= To do =
In the post about the TensorFlow tokenization layer, what value does the layer use as its mask value?

= Selected extract =
(begin)
I am trying to do tokenization as part of my model, as it will reduce my CPU usage, and RAM, on the other hand, it will utilize my GPU more. But I am facing an issue saying ValueError: as_list() is not defined on an unknown TensorShape.
I have created a Layer
called TokenizationLayer
which takes care of the tokenization, and defines as:
class TokenizationLayer(Layer):
def __init__(self, max_length, **kwargs):
super(TokenizationLayer, self).__init__(**kwargs)
self.max_length = max_length
self.tokenizer = Tokenizer()
def build(self, input_shape):
super(TokenizationLayer, self).build(input_shape)
def tokenize_sequences(self, x):
# Tokenization function
return self.tokenizer.texts_to_sequences([x.numpy()])[0]
def call(self, inputs):
# Use tf.py_function to apply tokenization element-wise
sequences = tf.map_fn(lambda x: tf.py_function(self.tokenize_sequences, [x], tf.int32), inputs, dtype=tf.int32)
# Masking step
mask = tf.math.logical_not(tf.math.equal(sequences, 0))
return tf.where(mask, sequences, -1) # Using -1 as a mask value
def compute_output_shape(self, input_shape):
return (input_shape[0], self.max_length) # Use self.max_length instead of trying to access shape
But it keeps giving me an error saying as_list() is not defined on an unknown TensorShape.
Here is the complete code, if you need it:
import tensorflow as tf
from tensorflow.keras.layers import Layer, Input, Embedding, LSTM, Dense, Concatenate
from tensorflow.keras.models import Model
from tensorflow.keras.preprocessing.text import Tokenizer
from tensorflow.keras.preprocessing.sequence import pad_sequences
class TokenizationLayer(Layer):
def __init__(self, max_length, **kwargs):
super(TokenizationLayer, self).__init__(**kwargs)
(end)
= Listed entries =
(begin)
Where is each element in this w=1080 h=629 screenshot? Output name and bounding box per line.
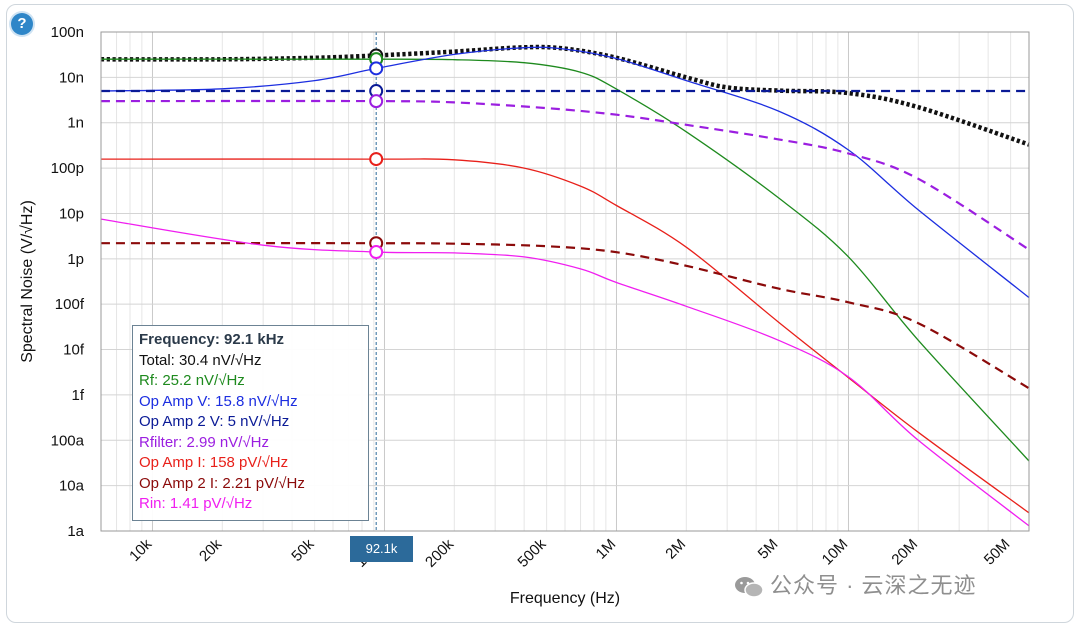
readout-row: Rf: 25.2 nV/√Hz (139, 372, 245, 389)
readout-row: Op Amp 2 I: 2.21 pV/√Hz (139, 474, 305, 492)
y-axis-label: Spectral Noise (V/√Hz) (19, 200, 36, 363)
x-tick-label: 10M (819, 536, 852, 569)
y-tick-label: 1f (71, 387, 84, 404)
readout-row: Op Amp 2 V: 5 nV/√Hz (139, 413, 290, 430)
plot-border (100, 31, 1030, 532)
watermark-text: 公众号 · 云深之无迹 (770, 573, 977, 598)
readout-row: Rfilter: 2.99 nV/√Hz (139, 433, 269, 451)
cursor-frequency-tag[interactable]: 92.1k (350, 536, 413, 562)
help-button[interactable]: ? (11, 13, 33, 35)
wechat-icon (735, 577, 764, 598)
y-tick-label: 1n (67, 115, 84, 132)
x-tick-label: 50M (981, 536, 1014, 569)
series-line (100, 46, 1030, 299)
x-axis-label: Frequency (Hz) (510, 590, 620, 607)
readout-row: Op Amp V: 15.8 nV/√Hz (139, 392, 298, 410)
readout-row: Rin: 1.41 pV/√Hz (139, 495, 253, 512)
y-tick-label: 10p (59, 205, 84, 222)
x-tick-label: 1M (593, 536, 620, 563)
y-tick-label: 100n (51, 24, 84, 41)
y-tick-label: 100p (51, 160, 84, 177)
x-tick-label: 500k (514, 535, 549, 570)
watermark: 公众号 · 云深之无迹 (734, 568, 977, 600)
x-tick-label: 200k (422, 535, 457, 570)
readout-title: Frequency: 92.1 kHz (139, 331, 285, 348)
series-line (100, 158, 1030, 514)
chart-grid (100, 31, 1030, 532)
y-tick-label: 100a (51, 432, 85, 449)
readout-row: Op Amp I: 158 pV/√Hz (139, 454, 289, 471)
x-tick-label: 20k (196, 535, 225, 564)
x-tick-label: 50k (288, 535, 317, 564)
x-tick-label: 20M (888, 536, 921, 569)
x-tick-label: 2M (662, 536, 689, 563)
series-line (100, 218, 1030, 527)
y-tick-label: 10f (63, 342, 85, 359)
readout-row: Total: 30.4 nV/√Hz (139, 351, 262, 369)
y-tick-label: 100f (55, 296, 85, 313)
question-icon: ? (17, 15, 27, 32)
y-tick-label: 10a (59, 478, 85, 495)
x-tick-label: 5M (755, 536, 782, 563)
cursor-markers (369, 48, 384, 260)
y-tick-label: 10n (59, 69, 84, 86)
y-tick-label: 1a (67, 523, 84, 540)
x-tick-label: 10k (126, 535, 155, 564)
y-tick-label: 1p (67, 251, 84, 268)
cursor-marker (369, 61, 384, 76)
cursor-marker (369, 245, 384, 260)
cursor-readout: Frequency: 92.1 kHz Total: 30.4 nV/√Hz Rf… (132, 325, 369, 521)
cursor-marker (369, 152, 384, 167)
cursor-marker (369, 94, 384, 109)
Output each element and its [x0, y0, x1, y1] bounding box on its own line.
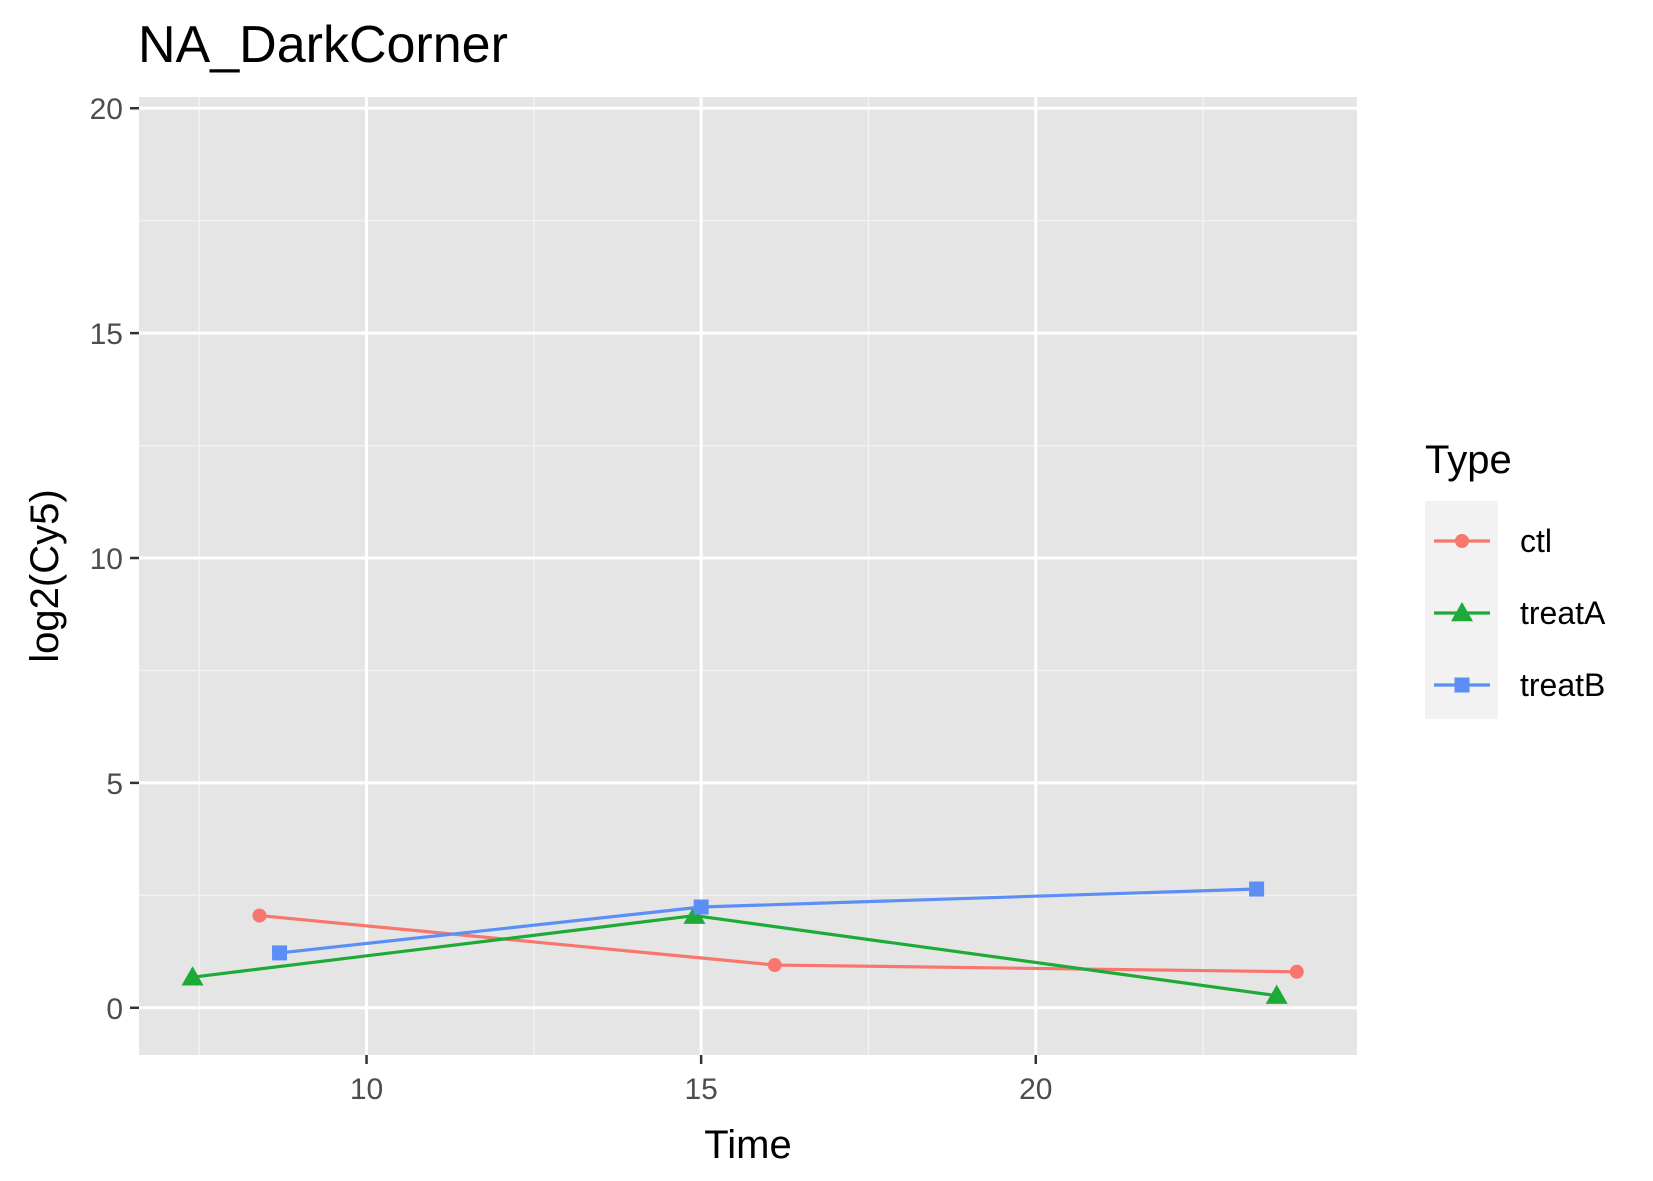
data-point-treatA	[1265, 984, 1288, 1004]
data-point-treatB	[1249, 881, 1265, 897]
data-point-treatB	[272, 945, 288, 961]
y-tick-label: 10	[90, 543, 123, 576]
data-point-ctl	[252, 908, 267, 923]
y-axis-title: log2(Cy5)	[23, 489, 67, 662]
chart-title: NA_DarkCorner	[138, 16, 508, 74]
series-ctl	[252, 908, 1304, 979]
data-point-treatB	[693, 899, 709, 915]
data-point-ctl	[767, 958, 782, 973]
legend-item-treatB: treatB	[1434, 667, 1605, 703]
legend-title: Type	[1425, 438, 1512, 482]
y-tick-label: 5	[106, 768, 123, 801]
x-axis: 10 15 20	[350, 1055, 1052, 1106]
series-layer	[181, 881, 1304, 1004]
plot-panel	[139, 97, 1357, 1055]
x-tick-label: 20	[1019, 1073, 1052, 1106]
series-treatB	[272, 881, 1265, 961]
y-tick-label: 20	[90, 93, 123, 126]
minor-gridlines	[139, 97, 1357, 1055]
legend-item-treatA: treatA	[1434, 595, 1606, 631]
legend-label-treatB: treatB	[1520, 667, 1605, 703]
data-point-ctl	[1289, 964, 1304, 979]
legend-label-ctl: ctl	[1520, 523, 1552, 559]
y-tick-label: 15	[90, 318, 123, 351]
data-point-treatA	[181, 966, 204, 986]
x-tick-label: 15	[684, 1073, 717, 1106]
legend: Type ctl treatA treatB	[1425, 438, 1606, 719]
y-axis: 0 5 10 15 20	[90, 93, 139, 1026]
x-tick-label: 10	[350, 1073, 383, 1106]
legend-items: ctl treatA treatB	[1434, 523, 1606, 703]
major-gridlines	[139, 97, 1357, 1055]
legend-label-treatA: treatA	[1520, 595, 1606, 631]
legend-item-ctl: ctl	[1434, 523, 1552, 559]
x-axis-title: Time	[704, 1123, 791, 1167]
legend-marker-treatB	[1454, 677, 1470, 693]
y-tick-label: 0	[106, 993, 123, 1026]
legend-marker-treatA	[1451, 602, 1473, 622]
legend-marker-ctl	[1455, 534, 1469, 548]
(end)
= Completed exercise =
-1